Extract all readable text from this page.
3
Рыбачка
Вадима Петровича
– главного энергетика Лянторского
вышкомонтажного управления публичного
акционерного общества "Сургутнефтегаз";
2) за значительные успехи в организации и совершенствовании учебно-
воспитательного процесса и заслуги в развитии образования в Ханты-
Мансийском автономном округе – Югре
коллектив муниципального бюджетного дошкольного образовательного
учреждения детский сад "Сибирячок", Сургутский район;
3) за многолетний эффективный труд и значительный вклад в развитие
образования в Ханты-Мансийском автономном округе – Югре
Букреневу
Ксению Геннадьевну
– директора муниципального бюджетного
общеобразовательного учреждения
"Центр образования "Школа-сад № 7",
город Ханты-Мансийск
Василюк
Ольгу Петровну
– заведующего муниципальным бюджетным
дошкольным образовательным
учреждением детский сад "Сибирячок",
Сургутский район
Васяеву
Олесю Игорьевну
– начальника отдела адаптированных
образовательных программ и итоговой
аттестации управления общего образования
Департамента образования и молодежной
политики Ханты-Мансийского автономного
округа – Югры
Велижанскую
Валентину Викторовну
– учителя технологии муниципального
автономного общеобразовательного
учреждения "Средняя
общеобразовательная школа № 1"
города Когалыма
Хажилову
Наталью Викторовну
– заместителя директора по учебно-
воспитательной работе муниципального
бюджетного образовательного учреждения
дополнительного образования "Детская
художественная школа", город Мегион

+--

Goal:
Say how many lines contain the string "учебно", giving nothing but the count.

Written answer:
2